_EXERCISE BRIEF:_ Count how many lines in the material below hold the word "JSON"; the reply is that number alone.

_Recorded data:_
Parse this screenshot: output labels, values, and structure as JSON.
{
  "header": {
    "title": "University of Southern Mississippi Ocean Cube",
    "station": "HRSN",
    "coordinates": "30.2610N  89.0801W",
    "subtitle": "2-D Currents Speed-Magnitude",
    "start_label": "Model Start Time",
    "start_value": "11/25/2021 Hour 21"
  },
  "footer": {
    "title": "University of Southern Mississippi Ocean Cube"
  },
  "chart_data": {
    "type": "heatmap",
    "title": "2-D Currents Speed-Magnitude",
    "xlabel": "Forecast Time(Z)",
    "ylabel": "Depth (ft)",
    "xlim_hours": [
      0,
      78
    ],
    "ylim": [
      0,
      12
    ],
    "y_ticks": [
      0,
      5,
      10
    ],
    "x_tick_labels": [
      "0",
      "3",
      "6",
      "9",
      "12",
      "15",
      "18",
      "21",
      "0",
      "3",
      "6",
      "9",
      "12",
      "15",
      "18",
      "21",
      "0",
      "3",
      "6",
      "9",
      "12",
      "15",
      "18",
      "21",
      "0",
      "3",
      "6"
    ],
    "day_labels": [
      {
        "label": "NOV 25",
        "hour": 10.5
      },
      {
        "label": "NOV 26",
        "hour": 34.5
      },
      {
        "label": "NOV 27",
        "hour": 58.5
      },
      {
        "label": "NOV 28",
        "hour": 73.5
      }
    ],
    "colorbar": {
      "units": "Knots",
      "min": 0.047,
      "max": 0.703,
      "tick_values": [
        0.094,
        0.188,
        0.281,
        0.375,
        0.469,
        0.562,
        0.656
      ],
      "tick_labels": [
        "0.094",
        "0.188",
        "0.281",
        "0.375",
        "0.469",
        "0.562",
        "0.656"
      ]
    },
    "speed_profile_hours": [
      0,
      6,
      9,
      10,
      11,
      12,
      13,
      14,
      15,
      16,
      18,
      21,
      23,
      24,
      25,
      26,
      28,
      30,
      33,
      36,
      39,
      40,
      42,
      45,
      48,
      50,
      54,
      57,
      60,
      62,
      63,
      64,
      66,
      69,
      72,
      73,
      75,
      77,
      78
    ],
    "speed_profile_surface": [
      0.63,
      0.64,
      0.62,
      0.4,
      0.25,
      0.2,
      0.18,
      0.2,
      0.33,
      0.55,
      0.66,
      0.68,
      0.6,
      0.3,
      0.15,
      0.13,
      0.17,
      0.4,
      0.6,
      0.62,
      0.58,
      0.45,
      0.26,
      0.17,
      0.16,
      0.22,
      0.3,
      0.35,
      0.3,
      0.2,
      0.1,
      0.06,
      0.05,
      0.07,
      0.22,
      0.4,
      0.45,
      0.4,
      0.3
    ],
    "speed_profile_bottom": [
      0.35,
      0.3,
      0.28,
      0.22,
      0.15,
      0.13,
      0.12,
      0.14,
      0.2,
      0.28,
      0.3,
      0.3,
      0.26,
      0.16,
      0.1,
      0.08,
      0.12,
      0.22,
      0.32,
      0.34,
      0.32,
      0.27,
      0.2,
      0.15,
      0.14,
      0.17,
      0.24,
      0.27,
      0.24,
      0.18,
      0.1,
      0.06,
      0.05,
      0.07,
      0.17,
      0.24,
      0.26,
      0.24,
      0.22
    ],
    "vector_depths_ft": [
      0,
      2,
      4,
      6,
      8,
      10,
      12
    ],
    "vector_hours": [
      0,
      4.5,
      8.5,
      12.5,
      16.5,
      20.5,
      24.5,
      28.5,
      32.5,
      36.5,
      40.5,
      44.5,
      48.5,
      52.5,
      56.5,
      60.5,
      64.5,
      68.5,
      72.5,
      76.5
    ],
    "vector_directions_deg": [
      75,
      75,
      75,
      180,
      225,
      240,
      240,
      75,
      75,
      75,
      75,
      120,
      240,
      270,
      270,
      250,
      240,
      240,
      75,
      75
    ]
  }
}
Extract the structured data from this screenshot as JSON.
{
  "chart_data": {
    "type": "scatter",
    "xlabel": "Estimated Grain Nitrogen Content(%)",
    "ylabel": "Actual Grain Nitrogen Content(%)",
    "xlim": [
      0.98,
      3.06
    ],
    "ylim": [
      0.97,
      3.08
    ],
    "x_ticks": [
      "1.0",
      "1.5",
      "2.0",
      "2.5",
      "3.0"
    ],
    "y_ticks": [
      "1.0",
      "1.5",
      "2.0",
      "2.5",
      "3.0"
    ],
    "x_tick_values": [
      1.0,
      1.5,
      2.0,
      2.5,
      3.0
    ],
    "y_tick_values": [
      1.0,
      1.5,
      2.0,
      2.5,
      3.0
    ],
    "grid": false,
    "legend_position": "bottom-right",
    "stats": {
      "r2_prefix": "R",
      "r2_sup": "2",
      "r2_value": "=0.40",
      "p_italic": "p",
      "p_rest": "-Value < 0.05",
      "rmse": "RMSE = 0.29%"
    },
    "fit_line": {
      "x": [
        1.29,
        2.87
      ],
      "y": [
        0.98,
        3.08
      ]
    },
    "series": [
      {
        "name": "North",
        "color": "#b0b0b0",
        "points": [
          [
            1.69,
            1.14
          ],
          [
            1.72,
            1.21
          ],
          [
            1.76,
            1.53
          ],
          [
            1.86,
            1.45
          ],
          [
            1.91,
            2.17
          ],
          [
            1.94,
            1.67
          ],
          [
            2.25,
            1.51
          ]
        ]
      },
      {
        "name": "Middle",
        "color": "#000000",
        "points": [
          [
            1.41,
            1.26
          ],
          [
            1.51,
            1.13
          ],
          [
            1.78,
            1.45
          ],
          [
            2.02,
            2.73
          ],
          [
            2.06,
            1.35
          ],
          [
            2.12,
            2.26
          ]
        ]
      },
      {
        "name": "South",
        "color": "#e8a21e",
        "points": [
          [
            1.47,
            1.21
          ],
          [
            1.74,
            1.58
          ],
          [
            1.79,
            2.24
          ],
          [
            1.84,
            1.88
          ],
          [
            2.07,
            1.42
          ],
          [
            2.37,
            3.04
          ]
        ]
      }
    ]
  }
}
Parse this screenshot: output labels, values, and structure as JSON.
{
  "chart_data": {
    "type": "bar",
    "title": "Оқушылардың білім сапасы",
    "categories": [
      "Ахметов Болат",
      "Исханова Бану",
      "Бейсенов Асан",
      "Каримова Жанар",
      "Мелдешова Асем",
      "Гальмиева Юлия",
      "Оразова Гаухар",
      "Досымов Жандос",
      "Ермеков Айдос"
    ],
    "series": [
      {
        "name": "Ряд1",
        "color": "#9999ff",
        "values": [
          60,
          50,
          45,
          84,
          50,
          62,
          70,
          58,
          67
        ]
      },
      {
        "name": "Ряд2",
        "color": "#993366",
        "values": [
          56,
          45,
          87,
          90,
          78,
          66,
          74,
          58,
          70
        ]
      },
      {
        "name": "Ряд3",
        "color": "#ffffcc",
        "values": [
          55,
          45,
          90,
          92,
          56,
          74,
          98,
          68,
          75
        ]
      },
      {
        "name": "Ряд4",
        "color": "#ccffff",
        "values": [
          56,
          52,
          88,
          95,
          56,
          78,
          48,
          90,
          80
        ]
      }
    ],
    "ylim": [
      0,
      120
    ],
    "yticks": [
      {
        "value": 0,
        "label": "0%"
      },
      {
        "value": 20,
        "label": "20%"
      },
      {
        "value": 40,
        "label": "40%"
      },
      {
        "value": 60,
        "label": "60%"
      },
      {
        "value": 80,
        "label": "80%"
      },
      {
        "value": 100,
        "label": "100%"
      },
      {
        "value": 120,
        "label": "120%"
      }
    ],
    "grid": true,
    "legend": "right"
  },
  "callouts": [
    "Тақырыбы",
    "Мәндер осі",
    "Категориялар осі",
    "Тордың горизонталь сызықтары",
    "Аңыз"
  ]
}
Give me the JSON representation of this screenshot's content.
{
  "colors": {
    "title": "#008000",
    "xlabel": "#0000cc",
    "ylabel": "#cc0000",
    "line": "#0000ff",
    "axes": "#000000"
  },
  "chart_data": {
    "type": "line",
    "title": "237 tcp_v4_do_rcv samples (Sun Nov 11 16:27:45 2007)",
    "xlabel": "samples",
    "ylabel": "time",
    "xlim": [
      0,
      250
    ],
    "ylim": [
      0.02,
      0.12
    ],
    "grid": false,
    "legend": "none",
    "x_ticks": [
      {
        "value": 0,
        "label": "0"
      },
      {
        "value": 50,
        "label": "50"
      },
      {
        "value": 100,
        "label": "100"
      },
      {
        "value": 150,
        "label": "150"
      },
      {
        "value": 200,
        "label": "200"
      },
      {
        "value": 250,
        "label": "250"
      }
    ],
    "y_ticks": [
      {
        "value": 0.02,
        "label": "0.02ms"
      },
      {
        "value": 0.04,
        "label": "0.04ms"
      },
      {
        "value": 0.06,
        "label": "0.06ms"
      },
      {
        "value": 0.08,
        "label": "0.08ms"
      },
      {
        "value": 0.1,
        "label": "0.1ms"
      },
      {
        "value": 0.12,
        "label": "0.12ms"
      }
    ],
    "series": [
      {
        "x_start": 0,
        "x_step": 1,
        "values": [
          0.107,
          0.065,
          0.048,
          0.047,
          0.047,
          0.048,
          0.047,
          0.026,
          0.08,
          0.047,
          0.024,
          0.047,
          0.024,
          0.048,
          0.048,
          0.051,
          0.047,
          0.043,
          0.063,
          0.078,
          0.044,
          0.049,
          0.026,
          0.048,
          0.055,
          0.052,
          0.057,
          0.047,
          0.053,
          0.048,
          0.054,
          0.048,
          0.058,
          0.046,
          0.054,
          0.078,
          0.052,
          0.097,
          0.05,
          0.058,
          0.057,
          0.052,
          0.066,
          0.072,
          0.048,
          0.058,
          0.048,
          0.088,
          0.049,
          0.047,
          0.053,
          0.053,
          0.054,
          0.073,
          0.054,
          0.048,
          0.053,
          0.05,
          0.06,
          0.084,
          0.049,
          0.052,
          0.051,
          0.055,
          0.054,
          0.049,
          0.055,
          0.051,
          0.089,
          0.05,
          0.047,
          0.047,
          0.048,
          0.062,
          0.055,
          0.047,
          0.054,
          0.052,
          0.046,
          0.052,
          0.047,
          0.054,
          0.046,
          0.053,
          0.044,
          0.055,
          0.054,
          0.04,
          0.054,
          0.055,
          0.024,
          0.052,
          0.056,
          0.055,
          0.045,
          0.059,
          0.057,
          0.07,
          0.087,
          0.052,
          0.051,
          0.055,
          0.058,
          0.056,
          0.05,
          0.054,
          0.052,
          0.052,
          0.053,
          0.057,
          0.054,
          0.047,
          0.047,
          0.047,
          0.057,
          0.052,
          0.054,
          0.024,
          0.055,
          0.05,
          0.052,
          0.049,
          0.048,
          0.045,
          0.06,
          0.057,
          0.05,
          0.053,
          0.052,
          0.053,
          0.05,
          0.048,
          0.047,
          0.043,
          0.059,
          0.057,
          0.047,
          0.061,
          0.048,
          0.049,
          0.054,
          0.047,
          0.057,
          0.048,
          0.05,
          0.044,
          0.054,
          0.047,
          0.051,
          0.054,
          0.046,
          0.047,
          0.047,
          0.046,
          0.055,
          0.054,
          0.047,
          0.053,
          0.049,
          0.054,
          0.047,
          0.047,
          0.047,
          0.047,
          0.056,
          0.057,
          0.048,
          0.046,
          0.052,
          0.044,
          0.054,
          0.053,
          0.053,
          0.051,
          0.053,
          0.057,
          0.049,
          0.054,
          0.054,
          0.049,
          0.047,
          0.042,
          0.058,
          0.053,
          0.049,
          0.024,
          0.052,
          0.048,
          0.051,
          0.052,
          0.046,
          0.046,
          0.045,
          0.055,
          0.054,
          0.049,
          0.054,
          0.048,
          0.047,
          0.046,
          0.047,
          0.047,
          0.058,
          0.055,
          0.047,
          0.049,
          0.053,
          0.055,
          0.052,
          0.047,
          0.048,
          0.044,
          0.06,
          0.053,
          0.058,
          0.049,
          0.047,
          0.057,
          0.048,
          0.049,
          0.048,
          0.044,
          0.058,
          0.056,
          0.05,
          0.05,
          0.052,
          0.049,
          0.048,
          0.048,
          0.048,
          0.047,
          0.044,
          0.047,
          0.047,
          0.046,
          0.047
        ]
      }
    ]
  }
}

_EXPECTED ANSWER:_ 4